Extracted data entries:
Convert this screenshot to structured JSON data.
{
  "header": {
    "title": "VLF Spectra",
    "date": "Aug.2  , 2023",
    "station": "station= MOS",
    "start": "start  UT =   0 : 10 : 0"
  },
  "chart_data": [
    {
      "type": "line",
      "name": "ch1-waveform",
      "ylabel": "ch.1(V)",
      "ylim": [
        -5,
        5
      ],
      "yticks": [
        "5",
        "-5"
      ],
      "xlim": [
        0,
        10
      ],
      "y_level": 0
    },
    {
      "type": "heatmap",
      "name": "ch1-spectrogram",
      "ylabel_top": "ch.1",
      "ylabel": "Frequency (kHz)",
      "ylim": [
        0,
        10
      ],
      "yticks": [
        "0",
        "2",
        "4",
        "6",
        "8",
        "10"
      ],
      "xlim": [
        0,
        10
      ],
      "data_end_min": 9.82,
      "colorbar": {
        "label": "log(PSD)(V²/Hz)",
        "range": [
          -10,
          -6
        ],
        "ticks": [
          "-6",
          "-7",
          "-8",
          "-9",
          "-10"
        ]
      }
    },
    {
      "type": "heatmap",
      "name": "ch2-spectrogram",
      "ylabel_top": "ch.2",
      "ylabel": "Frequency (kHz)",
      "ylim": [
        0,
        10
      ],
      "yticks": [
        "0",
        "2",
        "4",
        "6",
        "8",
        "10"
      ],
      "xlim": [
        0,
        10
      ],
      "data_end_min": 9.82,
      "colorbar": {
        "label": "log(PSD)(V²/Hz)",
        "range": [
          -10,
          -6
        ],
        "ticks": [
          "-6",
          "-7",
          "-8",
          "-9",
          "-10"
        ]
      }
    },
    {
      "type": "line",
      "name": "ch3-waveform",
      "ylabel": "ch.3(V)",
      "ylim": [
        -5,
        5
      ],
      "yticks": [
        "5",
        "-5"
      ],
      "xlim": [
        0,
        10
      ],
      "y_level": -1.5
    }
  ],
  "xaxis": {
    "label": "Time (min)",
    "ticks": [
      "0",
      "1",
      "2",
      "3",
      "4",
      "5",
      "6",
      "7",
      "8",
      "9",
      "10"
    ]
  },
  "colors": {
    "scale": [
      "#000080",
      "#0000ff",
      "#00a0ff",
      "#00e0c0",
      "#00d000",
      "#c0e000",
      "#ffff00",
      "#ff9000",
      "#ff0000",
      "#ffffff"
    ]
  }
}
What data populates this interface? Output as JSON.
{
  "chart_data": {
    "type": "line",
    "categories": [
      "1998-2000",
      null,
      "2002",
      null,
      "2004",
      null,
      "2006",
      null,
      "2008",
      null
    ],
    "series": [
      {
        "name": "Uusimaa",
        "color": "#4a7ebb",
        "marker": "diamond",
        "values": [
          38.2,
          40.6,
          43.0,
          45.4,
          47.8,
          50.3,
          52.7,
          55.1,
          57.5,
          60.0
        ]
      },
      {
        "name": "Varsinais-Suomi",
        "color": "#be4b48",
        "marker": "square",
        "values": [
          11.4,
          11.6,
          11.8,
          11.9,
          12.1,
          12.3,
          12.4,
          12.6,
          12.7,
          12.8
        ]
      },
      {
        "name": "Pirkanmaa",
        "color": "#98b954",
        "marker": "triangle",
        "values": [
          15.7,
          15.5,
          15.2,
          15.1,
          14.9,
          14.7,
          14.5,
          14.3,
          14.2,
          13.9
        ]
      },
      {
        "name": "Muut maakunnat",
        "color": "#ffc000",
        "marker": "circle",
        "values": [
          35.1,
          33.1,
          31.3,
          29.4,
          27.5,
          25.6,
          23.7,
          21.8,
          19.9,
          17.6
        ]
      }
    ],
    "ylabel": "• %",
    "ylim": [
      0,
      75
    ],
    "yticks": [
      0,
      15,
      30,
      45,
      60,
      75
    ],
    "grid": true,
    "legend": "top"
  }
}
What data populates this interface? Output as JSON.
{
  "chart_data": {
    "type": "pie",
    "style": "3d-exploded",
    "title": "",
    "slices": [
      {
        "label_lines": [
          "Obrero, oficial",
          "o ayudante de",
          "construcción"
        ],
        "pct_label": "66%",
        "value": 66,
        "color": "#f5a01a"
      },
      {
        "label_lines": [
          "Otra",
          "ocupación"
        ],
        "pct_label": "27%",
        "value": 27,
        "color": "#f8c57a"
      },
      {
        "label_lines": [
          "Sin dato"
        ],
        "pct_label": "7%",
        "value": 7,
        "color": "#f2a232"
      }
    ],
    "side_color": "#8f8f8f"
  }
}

### Challenge
Output the listing above without altering a single character.

### Response to this exercise
Convert this screenshot to structured JSON data.
{
  "header": {
    "title": "VLF Spectra",
    "date": "Aug.2  , 2023",
    "station": "station= MOS",
    "start": "start  UT =   0 : 10 : 0"
  },
  "chart_data": [
    {
      "type": "line",
      "name": "ch1-waveform",
      "ylabel": "ch.1(V)",
      "ylim": [
        -5,
        5
      ],
      "yticks": [
        "5",
        "-5"
      ],
      "xlim": [
        0,
        10
      ],
      "y_level": 0
    },
    {
      "type": "heatmap",
      "name": "ch1-spectrogram",
      "ylabel_top": "ch.1",
      "ylabel": "Frequency (kHz)",
      "ylim": [
        0,
        10
      ],
      "yticks": [
        "0",
        "2",
        "4",
        "6",
        "8",
        "10"
      ],
      "xlim": [
        0,
        10
      ],
      "data_end_min": 9.82,
      "colorbar": {
        "label": "log(PSD)(V²/Hz)",
        "range": [
          -10,
          -6
        ],
        "ticks": [
          "-6",
          "-7",
          "-8",
          "-9",
          "-10"
        ]
      }
    },
    {
      "type": "heatmap",
      "name": "ch2-spectrogram",
      "ylabel_top": "ch.2",
      "ylabel": "Frequency (kHz)",
      "ylim": [
        0,
        10
      ],
      "yticks": [
        "0",
        "2",
        "4",
        "6",
        "8",
        "10"
      ],
      "xlim": [
        0,
        10
      ],
      "data_end_min": 9.82,
      "colorbar": {
        "label": "log(PSD)(V²/Hz)",
        "range": [
          -10,
          -6
        ],
        "ticks": [
          "-6",
          "-7",
          "-8",
          "-9",
          "-10"
        ]
      }
    },
    {
      "type": "line",
      "name": "ch3-waveform",
      "ylabel": "ch.3(V)",
      "ylim": [
        -5,
        5
      ],
      "yticks": [
        "5",
        "-5"
      ],
      "xlim": [
        0,
        10
      ],
      "y_level": -1.5
    }
  ],
  "xaxis": {
    "label": "Time (min)",
    "ticks": [
      "0",
      "1",
      "2",
      "3",
      "4",
      "5",
      "6",
      "7",
      "8",
      "9",
      "10"
    ]
  },
  "colors": {
    "scale": [
      "#000080",
      "#0000ff",
      "#00a0ff",
      "#00e0c0",
      "#00d000",
      "#c0e000",
      "#ffff00",
      "#ff9000",
      "#ff0000",
      "#ffffff"
    ]
  }
}
What data populates this interface? Output as JSON.
{
  "chart_data": {
    "type": "line",
    "categories": [
      "1998-2000",
      null,
      "2002",
      null,
      "2004",
      null,
      "2006",
      null,
      "2008",
      null
    ],
    "series": [
      {
        "name": "Uusimaa",
        "color": "#4a7ebb",
        "marker": "diamond",
        "values": [
          38.2,
          40.6,
          43.0,
          45.4,
          47.8,
          50.3,
          52.7,
          55.1,
          57.5,
          60.0
        ]
      },
      {
        "name": "Varsinais-Suomi",
        "color": "#be4b48",
        "marker": "square",
        "values": [
          11.4,
          11.6,
          11.8,
          11.9,
          12.1,
          12.3,
          12.4,
          12.6,
          12.7,
          12.8
        ]
      },
      {
        "name": "Pirkanmaa",
        "color": "#98b954",
        "marker": "triangle",
        "values": [
          15.7,
          15.5,
          15.2,
          15.1,
          14.9,
          14.7,
          14.5,
          14.3,
          14.2,
          13.9
        ]
      },
      {
        "name": "Muut maakunnat",
        "color": "#ffc000",
        "marker": "circle",
        "values": [
          35.1,
          33.1,
          31.3,
          29.4,
          27.5,
          25.6,
          23.7,
          21.8,
          19.9,
          17.6
        ]
      }
    ],
    "ylabel": "• %",
    "ylim": [
      0,
      75
    ],
    "yticks": [
      0,
      15,
      30,
      45,
      60,
      75
    ],
    "grid": true,
    "legend": "top"
  }
}
What data populates this interface? Output as JSON.
{
  "chart_data": {
    "type": "pie",
    "style": "3d-exploded",
    "title": "",
    "slices": [
      {
        "label_lines": [
          "Obrero, oficial",
          "o ayudante de",
          "construcción"
        ],
        "pct_label": "66%",
        "value": 66,
        "color": "#f5a01a"
      },
      {
        "label_lines": [
          "Otra",
          "ocupación"
        ],
        "pct_label": "27%",
        "value": 27,
        "color": "#f8c57a"
      },
      {
        "label_lines": [
          "Sin dato"
        ],
        "pct_label": "7%",
        "value": 7,
        "color": "#f2a232"
      }
    ],
    "side_color": "#8f8f8f"
  }
}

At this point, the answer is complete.